(Exercise data Opens)

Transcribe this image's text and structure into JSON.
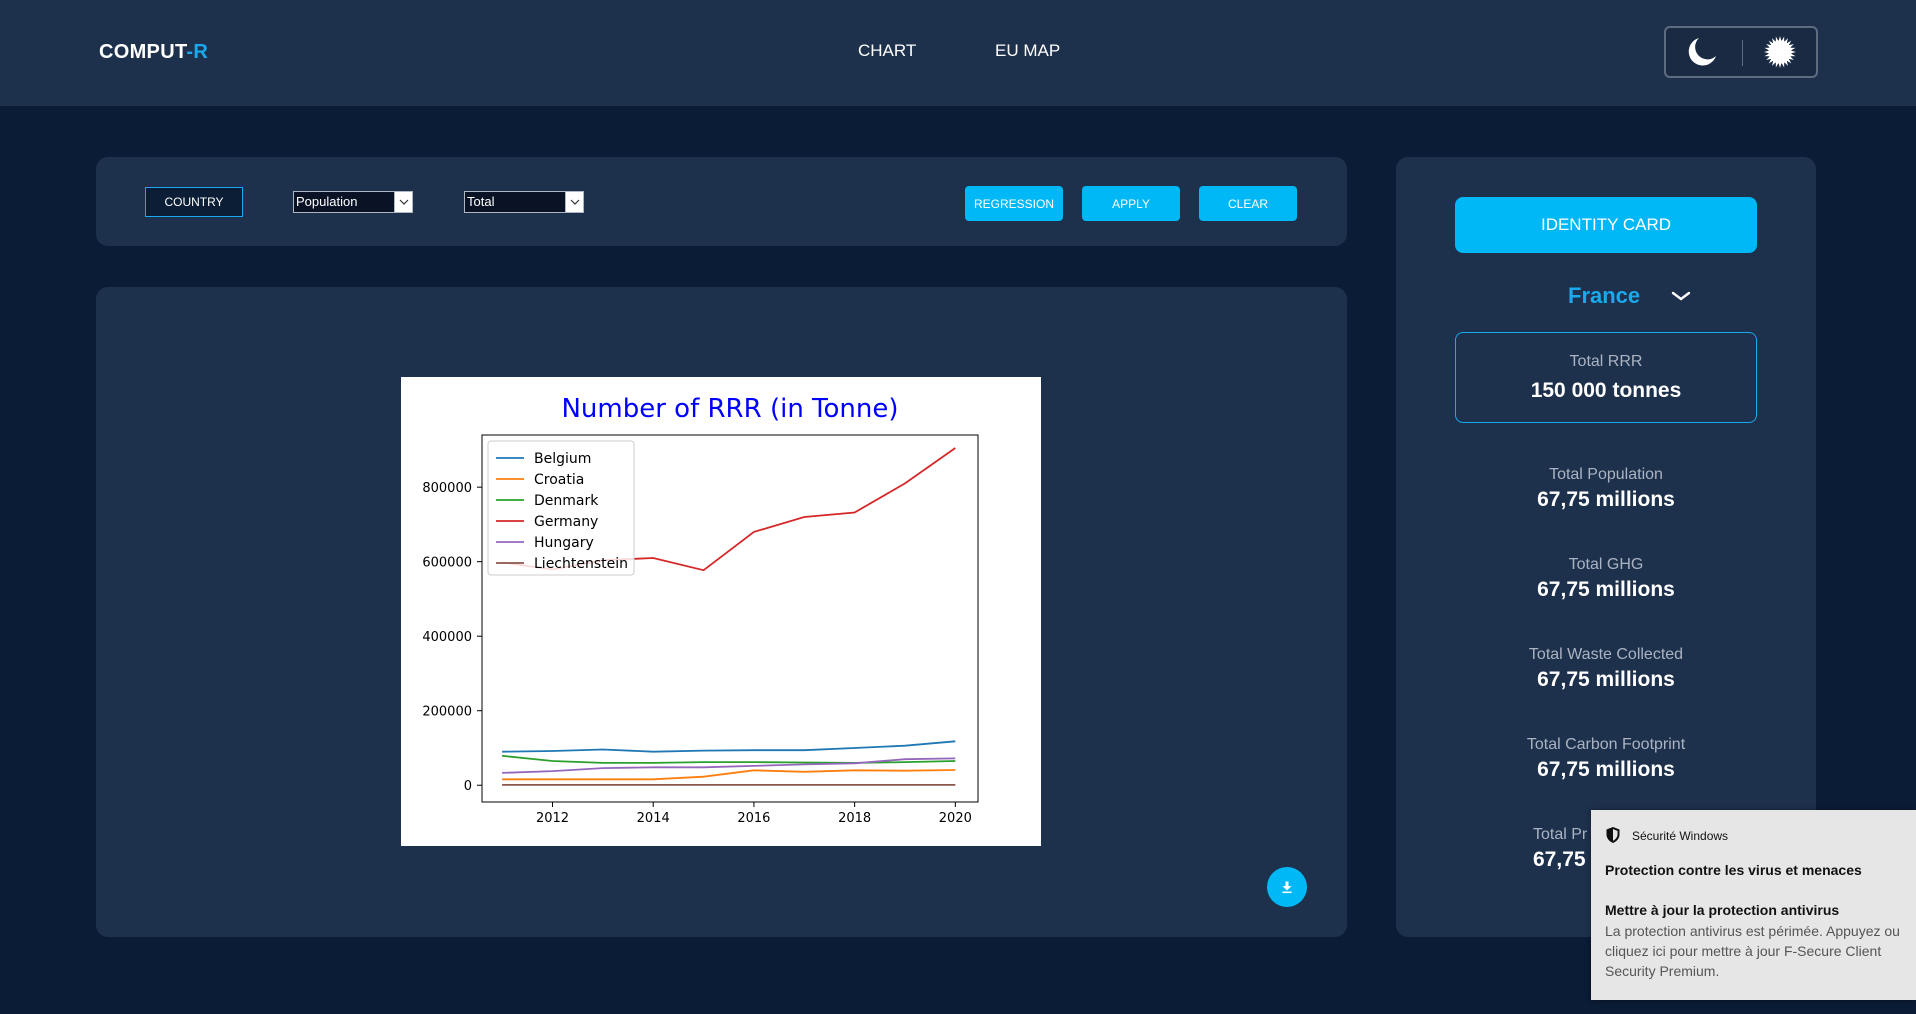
{
  "brand": {
    "prefix": "COMPUT",
    "suffix": "-R"
  },
  "nav": {
    "chart": "CHART",
    "eu_map": "EU MAP"
  },
  "theme": {
    "dark_icon": "moon-icon",
    "light_icon": "sun-icon"
  },
  "filters": {
    "country_label": "COUNTRY",
    "indicator_value": "Population",
    "aggregation_value": "Total",
    "regression_label": "REGRESSION",
    "apply_label": "APPLY",
    "clear_label": "CLEAR"
  },
  "colors": {
    "accent": "#00b8f5",
    "background": "#0b1c36",
    "panel": "#1e314c"
  },
  "chart_data": {
    "type": "line",
    "title": "Number of RRR (in Tonne)",
    "xlabel": "",
    "ylabel": "",
    "x": [
      2011,
      2012,
      2013,
      2014,
      2015,
      2016,
      2017,
      2018,
      2019,
      2020
    ],
    "xlim": [
      2010.6,
      2020.45
    ],
    "ylim": [
      -45000,
      940000
    ],
    "xticks": [
      "2012",
      "2014",
      "2016",
      "2018",
      "2020"
    ],
    "yticks": [
      "0",
      "200000",
      "400000",
      "600000",
      "800000"
    ],
    "legend_position": "upper-left",
    "series": [
      {
        "name": "Belgium",
        "color": "#1f77b4",
        "values": [
          90000,
          92000,
          96000,
          90000,
          93000,
          94000,
          94000,
          100000,
          106000,
          118000
        ]
      },
      {
        "name": "Croatia",
        "color": "#ff7f0e",
        "values": [
          16000,
          16000,
          16000,
          16000,
          23000,
          40000,
          36000,
          40000,
          39000,
          41000
        ]
      },
      {
        "name": "Denmark",
        "color": "#2ca02c",
        "values": [
          79000,
          65000,
          60000,
          60000,
          62000,
          62000,
          61000,
          60000,
          62000,
          65000
        ]
      },
      {
        "name": "Germany",
        "color": "#d62728",
        "values": [
          598000,
          579000,
          604000,
          610000,
          577000,
          680000,
          720000,
          732000,
          810000,
          905000
        ]
      },
      {
        "name": "Hungary",
        "color": "#9467bd",
        "values": [
          33000,
          38000,
          46000,
          48000,
          48000,
          52000,
          56000,
          59000,
          70000,
          72000
        ]
      },
      {
        "name": "Liechtenstein",
        "color": "#8c564b",
        "values": [
          1000,
          1000,
          1000,
          1000,
          1000,
          1000,
          1000,
          1000,
          1000,
          1000
        ]
      }
    ]
  },
  "identity": {
    "button_label": "IDENTITY CARD",
    "country": "France",
    "rrr": {
      "label": "Total RRR",
      "value": "150 000 tonnes"
    },
    "stats": [
      {
        "label": "Total Population",
        "value": "67,75 millions"
      },
      {
        "label": "Total GHG",
        "value": "67,75 millions"
      },
      {
        "label": "Total Waste Collected",
        "value": "67,75 millions"
      },
      {
        "label": "Total Carbon Footprint",
        "value": "67,75 millions"
      },
      {
        "label": "Total Pr",
        "value": "67,75"
      }
    ]
  },
  "notification": {
    "app": "Sécurité Windows",
    "title": "Protection contre les virus et menaces",
    "heading": "Mettre à jour la protection antivirus",
    "body": "La protection antivirus est périmée. Appuyez ou cliquez ici pour mettre à jour F-Secure Client Security Premium."
  }
}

(Exercise data Closes)

What are the lines of the data above that include the string "Total"? Copy them.

    "aggregation_value": "Total",
      "label": "Total RRR",
        "label": "Total Population",
        "label": "Total GHG",
        "label": "Total Waste Collected",
        "label": "Total Carbon Footprint",
        "label": "Total Pr",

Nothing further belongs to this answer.